### PROBLEM STATEMENT
Find the lines holding the string "JSON" in the data, then copy all of them.

### STORED DATA
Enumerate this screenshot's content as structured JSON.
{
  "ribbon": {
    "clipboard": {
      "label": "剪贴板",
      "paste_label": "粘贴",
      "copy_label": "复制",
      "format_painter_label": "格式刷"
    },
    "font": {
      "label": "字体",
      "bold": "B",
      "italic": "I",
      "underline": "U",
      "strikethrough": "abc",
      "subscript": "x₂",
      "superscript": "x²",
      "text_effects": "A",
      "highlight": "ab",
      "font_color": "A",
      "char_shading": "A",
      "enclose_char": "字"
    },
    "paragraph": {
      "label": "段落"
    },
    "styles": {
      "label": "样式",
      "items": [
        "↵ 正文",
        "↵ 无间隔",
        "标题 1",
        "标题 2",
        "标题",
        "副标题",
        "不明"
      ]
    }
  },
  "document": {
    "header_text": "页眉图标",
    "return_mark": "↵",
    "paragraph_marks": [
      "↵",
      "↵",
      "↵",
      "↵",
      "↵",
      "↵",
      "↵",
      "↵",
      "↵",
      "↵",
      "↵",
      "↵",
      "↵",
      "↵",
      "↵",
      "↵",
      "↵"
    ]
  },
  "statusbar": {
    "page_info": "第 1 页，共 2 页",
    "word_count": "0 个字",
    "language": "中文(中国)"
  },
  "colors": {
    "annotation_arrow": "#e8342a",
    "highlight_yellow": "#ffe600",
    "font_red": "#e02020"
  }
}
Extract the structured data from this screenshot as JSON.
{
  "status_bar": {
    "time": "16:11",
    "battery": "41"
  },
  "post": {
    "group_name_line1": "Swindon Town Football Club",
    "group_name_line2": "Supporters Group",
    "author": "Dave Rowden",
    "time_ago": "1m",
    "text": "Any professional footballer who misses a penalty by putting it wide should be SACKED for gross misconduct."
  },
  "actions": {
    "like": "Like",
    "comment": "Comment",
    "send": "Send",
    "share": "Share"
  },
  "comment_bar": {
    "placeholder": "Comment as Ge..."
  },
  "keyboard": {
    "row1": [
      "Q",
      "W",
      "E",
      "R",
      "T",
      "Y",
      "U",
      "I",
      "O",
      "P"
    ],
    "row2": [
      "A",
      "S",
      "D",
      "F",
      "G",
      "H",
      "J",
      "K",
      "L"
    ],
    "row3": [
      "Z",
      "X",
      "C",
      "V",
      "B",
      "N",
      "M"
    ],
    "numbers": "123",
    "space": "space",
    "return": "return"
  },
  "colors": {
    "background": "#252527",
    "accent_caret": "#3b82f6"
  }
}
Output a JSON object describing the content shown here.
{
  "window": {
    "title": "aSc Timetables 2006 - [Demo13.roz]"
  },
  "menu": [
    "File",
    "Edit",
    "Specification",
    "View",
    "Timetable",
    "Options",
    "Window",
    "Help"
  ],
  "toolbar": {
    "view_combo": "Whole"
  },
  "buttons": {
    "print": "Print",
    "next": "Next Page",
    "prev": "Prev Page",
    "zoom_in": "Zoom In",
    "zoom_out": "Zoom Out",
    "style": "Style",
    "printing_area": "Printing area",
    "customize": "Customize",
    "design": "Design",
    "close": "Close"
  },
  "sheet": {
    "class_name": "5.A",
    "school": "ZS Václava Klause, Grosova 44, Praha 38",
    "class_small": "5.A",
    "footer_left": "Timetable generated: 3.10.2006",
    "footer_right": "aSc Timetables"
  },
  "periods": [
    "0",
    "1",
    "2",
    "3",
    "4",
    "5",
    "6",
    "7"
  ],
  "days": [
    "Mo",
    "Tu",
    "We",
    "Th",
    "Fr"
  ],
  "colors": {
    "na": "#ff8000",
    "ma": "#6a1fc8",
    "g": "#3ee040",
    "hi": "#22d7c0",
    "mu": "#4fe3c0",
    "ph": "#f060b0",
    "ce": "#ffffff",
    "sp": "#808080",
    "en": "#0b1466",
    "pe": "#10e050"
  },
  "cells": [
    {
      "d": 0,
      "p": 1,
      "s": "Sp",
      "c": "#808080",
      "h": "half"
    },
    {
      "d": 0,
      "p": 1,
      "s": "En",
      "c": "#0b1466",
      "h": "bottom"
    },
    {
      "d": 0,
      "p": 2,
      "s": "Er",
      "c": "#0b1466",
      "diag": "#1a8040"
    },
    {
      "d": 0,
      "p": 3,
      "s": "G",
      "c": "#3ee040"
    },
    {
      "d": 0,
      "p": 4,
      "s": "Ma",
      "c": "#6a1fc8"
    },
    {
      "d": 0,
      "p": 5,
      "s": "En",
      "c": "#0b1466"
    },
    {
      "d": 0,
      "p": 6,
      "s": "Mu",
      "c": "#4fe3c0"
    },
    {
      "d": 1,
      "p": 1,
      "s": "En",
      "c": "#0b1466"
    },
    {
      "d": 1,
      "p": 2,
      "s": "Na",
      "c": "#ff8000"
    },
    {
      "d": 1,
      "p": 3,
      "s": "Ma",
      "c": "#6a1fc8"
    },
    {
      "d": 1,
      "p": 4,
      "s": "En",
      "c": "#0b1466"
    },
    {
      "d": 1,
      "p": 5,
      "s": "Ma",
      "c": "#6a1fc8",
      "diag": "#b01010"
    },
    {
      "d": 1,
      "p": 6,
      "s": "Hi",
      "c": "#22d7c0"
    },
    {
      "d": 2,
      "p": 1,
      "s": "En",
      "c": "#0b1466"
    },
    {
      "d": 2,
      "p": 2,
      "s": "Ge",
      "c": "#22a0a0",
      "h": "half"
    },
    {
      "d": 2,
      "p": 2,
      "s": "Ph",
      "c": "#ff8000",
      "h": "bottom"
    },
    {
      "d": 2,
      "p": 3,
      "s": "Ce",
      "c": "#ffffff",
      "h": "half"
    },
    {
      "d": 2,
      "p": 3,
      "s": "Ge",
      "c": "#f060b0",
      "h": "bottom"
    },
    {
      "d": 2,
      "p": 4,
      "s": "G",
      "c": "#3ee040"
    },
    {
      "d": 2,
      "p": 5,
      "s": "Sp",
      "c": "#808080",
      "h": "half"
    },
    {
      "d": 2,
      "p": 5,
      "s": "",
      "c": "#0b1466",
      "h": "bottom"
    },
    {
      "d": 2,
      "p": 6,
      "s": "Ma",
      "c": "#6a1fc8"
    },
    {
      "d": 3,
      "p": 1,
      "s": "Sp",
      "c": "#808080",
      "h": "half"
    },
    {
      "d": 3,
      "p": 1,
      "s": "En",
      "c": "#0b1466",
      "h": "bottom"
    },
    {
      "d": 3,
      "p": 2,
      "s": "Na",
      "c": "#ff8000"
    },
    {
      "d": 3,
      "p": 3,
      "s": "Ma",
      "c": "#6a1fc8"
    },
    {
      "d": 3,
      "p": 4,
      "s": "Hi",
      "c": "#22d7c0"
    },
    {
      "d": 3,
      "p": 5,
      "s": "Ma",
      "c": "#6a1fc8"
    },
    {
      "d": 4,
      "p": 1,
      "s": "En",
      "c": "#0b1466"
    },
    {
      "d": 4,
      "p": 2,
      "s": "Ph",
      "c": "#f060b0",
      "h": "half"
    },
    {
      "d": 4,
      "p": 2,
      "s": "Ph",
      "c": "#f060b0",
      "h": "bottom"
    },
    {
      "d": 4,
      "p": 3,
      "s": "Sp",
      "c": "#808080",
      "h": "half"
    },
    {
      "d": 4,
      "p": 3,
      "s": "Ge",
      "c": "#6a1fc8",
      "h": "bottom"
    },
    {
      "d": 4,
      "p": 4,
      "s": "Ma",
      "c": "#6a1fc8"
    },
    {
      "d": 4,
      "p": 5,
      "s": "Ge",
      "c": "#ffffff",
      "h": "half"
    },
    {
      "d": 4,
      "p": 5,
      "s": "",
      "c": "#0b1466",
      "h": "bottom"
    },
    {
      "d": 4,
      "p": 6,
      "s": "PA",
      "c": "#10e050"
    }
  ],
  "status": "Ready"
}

### TASK RESULT
Enumerate this screenshot's content as structured JSON.
Extract the structured data from this screenshot as JSON.
Output a JSON object describing the content shown here.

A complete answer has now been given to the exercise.